Tâche 1 → Relevez dans le texte sur l’État colonial-racial les outils de criminalisation qu’il mentionne en plus de la prison.
Tâche 2 → Pour chacune des affirmations suivantes, dites si elle concorde avec le texte sur l’État colonial-racial, en citant les mots décisifs. (a) L’air pollué fait chaque année plus de morts que toute autre cause. (b) La paix armée est assurée par la police, l’armée et l’Église. (c) Les jeunes mobilisés contre la déforestation de terres amérindiennes sont réprimés en Guadeloupe.
Tâche 3 → D’après le texte sur l’État colonial-racial, avec quel produit les sols et les rivières de Guadeloupe et de Martinique ont-ils été empoisonnés ?

Texte présenté →
▶

Nous vivons dans un monde qui, depuis des siècles, avec l’esclavage, la colonisation, le capitalisme racial et l’impérialisme, est devenu un monde inhabitable et irrespirable pour des millions de personnes sur la planète. Littéralement. Ce n’est pas une métaphore.
Il y a plus de morts chaque année d’air pollué que de toute autre cause. Des millions d’enfants naissent avec des maladies respiratoires dans le Sud global. Ce sont des exemples d’une vulnérabilité à une mort prématurée que fabrique le capitalisme racial. C’est sa signature. Et les catastrophes climatiques exacerbent ces inégalités structurelles. Nous l’avons vu lors des inondations au Pakistan, ou lors du tremblement de terre en Turquie : qui sont les premières victimes ? Ce sont les peuples du Sud global, et parmi ces premières victimes, les femmes noires, indigènes, racialisées, les enfants, les vulnérables sont les plus touchées. Et ces inégalités structurelles sont augmentées, accrues, par le perfectionnement des outils de surveillance, de répression, et de criminalisation que déploient l’État. Cette extension de la criminalisation fait partie de l’appareil de l’État. Il n’y a pas que la prison, il y a les amendes, les interdictions, les retraits de permis, tout cela qui cherche à nous empêcher d’agir. Nous avons eu l’extraordinaire mobilisation à Sainte Soline et l’incroyable déploiement et brutalité de forces armées mais n’oublions pas les meurtres de jeunes Noir.es et de jeunes Arabes, l’humiliation subie par des d’enfants noirs et racisés forcés de se mettre à genoux par garde mobiles et gendarmes. N’oublions pas. Mais n’oublions pas non plus que la France n’est pas seulement ici, mais c’est cet État colonial-racial qui envoie des gendarmes en Guyane réprimer, emprisonner, frapper des jeunes qui se mobilisent contre la déforestation de terres amérindiennes et occupent ces terres contre cette destruction ; c’est cet État colonial-racial qui prive les Antillais d’eau et a empoisonné pour des générations les sols et les rivières de Guadeloupe et de Martinique avec le chlordécone ; c’est cet État colonial-racial qui prépare pour ce mois-ci à Mayotte une opération militaire d’expulsion massive de Comoriens en envoyant cinq escadrons de gendarmes, où le directeur de l’Agence de santé Régionale qui propose que toutes les femmes qui se présenteront à l’hôpital soient stérilisées.
C’est cet État colonial-racial contre lequel nous devons nous battre. Partout la terre se soulève. Partout. Ce qui fait le plus peur au pouvoir ce sont ces zones autonomes que nous construisons, et nos ancêtres sont les communautés marronnes, enfuies de la plantation qui ont défié, défié chaque jour, le pouvoir esclavagistes. Puis les maquis, les luttes pour la libération nationale, les luttes antiracistes, anticapitalistes, toutes, ont chaque fois, défié, défié, l’État colonial-racial !
Il faut briser la paix armée que nous propose l’État, la paix armée c’est cette fausse paix qui est assurée par la police, l’armée, et le tribunal. Il faut imposer une paix révolutionnaire contre cet état de guerre permanente qui nous est faite tous les jours. Aujourd’hui les zones à défendre, les communautés, toutes les formes de défense des communs se battent contre cette paix armée. Nous luttons pour une paix révolutionnaire et que la terre se soulève et que nous accompagnons ces soulèvements.

◀

Section des données →
▶

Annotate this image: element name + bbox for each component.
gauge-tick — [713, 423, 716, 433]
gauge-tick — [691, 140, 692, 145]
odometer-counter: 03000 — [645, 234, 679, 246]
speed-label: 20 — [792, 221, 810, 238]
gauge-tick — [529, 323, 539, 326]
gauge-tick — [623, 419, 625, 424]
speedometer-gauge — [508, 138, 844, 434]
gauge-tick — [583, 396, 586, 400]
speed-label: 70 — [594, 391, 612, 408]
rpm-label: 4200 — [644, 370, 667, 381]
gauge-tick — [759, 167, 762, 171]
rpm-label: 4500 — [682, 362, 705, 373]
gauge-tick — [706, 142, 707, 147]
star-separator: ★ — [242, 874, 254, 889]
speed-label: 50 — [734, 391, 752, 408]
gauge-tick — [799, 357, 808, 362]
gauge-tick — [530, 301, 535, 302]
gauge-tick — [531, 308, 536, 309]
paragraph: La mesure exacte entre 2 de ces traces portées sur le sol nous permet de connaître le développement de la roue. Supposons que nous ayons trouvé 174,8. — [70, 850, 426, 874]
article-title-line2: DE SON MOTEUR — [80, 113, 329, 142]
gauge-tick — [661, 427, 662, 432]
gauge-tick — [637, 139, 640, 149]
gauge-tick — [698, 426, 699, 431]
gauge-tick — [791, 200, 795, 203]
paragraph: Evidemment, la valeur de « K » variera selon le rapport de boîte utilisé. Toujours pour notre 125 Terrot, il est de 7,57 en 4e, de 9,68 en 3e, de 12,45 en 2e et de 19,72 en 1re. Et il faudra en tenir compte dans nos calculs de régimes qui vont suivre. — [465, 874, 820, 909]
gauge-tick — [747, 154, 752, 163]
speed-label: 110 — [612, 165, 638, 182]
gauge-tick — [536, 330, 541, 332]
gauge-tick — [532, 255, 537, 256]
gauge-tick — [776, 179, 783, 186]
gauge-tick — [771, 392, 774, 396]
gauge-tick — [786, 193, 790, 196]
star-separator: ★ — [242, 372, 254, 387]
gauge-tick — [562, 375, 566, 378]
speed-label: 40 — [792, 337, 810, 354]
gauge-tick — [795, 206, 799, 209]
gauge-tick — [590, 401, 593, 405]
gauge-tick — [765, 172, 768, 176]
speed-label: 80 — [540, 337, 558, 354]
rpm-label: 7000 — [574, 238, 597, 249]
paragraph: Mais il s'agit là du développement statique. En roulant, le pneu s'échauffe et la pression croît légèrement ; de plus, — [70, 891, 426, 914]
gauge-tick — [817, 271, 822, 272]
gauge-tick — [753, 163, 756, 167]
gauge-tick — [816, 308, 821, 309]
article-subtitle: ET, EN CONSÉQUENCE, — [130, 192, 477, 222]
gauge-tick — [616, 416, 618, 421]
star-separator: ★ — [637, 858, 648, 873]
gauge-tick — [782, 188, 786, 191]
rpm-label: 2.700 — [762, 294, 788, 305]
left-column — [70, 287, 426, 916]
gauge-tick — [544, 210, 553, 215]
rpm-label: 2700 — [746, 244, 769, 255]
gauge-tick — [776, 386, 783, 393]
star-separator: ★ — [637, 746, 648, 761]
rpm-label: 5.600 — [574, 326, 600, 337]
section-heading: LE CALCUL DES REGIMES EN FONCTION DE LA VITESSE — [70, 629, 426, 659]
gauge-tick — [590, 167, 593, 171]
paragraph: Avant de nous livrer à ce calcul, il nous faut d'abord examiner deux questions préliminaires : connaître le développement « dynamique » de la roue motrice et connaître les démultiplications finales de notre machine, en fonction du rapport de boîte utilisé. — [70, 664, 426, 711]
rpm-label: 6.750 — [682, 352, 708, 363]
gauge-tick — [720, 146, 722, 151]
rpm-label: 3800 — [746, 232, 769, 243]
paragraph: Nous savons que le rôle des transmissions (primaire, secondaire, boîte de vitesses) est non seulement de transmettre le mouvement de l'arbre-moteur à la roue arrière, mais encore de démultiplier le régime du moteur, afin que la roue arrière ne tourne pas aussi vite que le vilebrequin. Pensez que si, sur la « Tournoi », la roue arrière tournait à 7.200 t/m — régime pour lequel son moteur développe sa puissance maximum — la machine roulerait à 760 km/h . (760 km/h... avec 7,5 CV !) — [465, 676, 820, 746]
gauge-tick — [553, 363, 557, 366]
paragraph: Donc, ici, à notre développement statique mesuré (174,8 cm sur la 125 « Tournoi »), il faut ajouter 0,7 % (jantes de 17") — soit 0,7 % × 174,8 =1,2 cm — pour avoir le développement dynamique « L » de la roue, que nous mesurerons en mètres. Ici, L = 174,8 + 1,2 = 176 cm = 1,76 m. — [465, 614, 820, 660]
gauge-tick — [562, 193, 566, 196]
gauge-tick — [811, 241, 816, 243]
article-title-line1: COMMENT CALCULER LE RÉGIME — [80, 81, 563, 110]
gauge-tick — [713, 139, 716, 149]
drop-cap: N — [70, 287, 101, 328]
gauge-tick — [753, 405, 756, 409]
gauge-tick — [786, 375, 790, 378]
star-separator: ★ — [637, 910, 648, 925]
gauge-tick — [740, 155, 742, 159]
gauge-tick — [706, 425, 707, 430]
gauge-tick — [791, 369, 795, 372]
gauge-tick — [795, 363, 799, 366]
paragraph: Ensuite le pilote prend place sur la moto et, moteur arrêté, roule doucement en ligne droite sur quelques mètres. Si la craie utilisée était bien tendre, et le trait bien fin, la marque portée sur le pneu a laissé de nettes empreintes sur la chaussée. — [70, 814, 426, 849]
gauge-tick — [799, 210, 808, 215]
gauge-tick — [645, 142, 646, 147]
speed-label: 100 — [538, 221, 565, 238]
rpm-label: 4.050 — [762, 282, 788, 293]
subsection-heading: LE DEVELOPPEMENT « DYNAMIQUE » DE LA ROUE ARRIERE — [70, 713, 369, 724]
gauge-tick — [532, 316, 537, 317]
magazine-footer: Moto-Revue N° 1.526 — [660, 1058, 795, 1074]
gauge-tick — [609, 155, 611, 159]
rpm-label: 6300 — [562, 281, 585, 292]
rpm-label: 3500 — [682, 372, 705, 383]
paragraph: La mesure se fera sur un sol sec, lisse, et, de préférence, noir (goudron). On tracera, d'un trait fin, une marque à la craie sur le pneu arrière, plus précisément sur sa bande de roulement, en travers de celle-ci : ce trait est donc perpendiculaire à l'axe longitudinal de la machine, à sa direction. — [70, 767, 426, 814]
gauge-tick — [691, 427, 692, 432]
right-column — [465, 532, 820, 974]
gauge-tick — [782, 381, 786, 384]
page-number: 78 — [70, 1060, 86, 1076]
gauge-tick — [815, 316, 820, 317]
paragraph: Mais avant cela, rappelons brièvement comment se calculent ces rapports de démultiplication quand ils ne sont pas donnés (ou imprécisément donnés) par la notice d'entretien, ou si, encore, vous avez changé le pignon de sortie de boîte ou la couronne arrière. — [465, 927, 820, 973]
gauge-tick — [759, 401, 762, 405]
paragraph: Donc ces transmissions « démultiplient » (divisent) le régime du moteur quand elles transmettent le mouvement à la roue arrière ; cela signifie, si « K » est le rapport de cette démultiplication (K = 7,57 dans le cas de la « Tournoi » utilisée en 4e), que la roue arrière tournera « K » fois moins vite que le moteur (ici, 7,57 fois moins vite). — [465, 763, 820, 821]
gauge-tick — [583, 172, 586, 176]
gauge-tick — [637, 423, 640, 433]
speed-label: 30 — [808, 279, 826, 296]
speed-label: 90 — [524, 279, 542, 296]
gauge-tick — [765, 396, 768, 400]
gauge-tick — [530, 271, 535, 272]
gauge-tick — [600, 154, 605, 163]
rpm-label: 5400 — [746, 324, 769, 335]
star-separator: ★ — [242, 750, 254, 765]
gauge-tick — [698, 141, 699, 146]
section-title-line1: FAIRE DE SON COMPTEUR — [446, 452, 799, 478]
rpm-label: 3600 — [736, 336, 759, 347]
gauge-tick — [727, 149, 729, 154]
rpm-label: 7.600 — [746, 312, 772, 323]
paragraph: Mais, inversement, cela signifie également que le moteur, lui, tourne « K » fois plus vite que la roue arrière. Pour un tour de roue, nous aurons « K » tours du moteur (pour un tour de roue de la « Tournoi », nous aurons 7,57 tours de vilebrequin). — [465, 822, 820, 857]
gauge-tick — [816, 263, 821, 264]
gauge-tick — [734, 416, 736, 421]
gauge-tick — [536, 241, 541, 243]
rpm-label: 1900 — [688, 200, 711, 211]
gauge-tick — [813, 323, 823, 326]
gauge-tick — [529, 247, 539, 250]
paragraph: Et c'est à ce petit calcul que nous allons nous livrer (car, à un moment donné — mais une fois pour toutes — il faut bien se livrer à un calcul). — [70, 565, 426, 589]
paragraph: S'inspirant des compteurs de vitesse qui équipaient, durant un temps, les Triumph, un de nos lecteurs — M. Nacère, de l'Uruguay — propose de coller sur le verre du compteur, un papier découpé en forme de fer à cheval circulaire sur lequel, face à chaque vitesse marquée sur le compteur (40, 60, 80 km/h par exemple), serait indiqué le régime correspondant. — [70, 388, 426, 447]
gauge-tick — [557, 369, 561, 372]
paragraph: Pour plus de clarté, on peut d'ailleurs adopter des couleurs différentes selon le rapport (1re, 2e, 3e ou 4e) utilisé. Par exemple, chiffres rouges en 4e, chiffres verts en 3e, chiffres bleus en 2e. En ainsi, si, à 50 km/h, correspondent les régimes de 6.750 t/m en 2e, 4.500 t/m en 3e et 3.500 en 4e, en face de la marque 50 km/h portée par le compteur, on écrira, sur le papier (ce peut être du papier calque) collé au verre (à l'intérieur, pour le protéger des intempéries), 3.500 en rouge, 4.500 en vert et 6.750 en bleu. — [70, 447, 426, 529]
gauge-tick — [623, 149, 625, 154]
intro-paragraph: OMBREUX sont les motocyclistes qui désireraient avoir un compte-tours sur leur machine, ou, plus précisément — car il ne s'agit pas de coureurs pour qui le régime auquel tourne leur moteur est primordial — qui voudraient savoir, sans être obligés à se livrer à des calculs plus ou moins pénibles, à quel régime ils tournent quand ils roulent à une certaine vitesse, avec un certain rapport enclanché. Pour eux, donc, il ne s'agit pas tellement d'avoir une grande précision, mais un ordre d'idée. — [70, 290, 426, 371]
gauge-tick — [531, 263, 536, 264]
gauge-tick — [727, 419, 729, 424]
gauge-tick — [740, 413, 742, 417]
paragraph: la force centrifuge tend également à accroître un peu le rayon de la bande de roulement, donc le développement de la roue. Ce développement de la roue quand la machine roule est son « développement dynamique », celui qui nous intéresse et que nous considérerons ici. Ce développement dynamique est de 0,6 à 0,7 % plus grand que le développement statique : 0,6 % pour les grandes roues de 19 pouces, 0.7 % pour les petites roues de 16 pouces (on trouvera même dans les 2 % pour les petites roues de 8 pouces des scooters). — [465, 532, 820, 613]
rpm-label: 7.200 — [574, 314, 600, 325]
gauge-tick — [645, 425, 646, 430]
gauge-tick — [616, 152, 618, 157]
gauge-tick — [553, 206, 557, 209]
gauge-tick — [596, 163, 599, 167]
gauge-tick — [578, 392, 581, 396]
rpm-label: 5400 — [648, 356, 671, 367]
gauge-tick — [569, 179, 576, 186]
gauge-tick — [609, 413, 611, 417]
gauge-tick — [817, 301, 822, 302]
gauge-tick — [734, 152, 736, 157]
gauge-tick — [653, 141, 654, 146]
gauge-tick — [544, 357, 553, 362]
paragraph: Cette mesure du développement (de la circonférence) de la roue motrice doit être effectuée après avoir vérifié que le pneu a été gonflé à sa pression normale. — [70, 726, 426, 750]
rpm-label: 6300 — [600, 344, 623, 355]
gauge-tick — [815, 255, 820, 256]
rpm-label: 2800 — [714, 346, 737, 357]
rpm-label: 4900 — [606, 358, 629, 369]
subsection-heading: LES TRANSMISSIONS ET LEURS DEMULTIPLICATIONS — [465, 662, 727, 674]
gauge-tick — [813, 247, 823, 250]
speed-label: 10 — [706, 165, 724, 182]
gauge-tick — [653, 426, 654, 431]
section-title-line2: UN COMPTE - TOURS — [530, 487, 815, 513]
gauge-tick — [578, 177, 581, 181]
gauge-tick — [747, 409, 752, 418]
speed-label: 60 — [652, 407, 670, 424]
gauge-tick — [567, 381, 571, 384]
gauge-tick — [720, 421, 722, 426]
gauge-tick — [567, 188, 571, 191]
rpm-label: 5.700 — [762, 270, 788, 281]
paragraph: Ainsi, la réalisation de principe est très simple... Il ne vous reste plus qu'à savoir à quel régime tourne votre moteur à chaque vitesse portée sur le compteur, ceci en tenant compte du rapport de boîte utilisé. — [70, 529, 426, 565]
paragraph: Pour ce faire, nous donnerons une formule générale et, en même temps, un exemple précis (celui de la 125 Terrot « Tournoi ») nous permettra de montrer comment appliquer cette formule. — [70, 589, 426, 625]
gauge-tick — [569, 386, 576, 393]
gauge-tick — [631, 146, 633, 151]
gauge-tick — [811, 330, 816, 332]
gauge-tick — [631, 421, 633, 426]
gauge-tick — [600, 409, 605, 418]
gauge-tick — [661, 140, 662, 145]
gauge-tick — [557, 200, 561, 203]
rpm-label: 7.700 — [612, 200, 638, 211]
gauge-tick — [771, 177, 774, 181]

◀

Solution 1 → Les amendes ; les interdictions ; les retraits de permis.

Solution 2 →
(a) Oui : « Il y a plus de morts chaque année d’air pollué que de toute autre cause. »
(b) Non : « la paix armée c’est cette fausse paix qui est assurée par la police, l’armée, et le tribunal. »
(c) Non : « envoie des gendarmes en Guyane réprimer, emprisonner, frapper des jeunes qui se mobilisent contre la déforestation de terres amérindiennes »

Solution 3 → Avec le chlordécone.